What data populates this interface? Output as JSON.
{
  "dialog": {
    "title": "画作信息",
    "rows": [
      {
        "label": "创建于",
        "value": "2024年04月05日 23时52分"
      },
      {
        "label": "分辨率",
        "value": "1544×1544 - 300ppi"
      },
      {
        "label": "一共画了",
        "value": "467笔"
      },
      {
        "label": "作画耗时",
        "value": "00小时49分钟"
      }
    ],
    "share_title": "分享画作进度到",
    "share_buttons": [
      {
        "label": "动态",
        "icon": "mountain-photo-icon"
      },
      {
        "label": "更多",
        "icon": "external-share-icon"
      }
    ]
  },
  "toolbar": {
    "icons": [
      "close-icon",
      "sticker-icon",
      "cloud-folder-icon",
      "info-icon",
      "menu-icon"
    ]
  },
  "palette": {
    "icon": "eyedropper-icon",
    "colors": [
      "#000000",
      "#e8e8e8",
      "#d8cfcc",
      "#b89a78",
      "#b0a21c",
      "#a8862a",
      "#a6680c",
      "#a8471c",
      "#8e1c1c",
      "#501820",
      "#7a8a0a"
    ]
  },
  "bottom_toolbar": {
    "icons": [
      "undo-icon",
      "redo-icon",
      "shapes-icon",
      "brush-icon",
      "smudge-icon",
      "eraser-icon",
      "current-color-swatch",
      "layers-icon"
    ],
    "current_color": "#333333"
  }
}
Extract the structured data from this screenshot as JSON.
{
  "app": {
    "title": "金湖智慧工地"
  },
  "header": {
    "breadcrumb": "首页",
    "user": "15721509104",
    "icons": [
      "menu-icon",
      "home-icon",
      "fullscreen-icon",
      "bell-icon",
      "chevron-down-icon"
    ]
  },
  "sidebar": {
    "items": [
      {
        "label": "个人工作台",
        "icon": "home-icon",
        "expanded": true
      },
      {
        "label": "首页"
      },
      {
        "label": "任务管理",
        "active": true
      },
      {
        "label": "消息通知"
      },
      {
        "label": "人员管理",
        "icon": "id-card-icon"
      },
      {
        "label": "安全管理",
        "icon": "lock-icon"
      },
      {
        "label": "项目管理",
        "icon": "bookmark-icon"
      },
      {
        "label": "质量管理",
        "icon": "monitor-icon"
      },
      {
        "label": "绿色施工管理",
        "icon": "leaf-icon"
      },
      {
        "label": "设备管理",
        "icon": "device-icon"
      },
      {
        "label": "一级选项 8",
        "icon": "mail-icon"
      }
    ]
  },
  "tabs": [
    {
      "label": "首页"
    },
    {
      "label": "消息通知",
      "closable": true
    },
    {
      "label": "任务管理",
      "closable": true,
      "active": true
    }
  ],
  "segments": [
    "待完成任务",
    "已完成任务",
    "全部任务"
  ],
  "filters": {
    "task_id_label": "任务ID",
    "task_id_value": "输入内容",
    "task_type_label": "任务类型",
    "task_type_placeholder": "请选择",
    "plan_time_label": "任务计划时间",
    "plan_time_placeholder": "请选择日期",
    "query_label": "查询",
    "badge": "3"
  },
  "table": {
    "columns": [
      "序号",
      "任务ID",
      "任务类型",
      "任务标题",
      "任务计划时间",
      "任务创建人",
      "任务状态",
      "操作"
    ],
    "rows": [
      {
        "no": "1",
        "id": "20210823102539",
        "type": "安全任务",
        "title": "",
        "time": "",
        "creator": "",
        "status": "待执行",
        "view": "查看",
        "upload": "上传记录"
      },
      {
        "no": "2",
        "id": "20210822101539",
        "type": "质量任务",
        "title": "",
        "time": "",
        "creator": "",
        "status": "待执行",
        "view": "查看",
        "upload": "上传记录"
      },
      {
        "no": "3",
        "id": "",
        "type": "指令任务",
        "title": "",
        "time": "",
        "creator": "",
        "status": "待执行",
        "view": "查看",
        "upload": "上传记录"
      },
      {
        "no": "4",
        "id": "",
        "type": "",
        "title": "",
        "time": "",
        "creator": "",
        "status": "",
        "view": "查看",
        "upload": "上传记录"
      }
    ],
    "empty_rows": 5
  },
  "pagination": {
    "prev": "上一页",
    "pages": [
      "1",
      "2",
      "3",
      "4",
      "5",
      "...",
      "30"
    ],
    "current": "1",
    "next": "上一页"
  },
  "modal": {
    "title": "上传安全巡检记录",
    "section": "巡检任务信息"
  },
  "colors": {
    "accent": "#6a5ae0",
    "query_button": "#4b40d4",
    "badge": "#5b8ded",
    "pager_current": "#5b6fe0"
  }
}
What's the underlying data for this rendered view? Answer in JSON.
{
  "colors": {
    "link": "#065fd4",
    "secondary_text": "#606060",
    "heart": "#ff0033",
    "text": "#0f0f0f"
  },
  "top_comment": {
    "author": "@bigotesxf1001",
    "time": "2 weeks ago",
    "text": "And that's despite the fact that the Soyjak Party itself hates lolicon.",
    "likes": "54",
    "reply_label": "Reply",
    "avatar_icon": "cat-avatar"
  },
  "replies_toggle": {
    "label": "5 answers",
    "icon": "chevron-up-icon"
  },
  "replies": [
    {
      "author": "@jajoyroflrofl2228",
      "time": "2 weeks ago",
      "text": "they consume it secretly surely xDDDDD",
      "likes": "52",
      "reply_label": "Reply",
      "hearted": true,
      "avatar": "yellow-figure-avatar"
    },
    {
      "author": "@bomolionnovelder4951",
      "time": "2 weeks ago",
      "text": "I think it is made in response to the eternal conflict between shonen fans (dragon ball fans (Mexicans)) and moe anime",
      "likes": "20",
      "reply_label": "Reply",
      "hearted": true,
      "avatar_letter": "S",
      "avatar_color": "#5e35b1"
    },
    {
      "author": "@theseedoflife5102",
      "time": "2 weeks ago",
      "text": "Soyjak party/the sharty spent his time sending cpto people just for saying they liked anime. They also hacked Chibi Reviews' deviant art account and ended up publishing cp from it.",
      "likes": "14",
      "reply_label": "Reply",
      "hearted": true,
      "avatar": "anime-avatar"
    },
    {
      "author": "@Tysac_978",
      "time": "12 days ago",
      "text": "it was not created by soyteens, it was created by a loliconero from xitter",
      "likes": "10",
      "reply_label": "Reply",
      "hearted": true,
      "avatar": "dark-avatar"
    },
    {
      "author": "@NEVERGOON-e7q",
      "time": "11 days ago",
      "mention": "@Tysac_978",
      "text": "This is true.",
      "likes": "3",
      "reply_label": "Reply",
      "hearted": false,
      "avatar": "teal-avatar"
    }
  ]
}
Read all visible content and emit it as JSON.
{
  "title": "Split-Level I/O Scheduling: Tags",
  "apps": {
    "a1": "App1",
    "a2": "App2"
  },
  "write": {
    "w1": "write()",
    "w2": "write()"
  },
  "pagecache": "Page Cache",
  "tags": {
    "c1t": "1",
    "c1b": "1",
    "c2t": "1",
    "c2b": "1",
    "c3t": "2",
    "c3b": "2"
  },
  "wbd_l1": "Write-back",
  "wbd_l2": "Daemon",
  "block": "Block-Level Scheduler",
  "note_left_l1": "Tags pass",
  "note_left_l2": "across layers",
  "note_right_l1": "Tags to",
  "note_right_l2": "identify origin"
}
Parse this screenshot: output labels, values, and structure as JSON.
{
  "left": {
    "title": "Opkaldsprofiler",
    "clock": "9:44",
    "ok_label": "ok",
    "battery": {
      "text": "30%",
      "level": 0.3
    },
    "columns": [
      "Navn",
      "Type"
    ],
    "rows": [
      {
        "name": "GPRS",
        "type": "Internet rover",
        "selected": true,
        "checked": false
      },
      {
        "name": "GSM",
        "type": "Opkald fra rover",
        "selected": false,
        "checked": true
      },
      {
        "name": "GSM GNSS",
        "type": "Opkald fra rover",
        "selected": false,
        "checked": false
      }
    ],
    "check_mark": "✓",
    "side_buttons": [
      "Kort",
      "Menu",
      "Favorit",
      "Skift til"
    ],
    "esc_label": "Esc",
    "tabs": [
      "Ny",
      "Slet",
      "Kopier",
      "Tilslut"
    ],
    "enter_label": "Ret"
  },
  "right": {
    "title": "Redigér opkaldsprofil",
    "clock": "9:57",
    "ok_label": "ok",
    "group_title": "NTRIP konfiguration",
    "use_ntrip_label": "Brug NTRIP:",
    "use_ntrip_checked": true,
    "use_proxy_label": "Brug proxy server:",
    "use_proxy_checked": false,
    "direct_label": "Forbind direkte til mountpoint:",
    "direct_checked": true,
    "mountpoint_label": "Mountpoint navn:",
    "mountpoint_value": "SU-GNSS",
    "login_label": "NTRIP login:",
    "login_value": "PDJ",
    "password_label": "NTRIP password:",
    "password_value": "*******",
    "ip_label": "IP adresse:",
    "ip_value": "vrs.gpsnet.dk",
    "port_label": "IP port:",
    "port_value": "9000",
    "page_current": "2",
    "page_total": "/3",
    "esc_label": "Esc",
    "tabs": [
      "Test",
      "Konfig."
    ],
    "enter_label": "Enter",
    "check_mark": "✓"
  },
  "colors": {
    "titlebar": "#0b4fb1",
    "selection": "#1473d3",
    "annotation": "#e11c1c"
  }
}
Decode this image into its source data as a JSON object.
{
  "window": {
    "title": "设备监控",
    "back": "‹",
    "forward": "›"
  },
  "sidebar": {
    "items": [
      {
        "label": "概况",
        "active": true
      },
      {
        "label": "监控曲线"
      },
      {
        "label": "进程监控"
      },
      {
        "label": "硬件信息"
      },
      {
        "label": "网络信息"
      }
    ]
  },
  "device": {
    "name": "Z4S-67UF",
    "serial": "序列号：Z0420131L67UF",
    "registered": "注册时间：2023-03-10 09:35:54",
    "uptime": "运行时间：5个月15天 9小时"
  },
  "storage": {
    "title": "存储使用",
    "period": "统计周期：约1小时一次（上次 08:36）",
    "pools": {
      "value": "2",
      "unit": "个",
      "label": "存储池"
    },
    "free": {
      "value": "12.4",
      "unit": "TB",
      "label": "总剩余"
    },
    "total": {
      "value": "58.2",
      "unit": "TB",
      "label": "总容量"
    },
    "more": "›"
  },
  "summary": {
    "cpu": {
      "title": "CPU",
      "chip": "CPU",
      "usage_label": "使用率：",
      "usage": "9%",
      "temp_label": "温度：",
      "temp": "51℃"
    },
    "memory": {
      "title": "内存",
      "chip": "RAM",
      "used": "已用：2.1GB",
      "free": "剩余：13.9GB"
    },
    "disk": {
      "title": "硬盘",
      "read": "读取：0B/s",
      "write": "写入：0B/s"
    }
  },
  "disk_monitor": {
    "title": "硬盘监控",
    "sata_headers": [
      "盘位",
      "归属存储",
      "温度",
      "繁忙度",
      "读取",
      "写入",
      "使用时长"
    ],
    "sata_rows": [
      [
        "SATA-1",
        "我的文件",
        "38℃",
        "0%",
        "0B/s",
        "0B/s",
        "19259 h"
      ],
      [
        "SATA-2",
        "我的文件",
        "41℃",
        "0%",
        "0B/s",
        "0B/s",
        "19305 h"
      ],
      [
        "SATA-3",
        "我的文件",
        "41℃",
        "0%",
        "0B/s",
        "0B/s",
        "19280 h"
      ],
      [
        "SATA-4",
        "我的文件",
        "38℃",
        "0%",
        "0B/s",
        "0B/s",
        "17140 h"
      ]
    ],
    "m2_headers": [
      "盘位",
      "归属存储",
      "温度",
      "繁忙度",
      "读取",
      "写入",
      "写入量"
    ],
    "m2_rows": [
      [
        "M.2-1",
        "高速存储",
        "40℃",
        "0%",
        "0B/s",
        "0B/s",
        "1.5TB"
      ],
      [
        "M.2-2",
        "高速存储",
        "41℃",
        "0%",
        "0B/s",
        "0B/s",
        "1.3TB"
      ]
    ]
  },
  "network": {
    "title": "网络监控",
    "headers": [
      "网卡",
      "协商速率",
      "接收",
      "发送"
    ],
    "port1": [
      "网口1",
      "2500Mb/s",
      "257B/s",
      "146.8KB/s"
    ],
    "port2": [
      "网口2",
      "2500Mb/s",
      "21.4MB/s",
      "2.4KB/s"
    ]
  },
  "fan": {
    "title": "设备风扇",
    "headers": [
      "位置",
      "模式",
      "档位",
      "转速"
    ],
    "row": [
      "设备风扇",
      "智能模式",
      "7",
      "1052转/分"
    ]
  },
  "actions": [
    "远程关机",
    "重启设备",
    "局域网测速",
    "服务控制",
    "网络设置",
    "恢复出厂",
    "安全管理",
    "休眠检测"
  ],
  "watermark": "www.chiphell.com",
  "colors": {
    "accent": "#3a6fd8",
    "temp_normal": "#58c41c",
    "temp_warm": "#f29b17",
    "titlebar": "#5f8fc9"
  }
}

□ □ □

→ **Brief**:
Of the lines above, how many include the word "Soyjak"? Reply with the number only.

→ **Answer for this exercise**:
2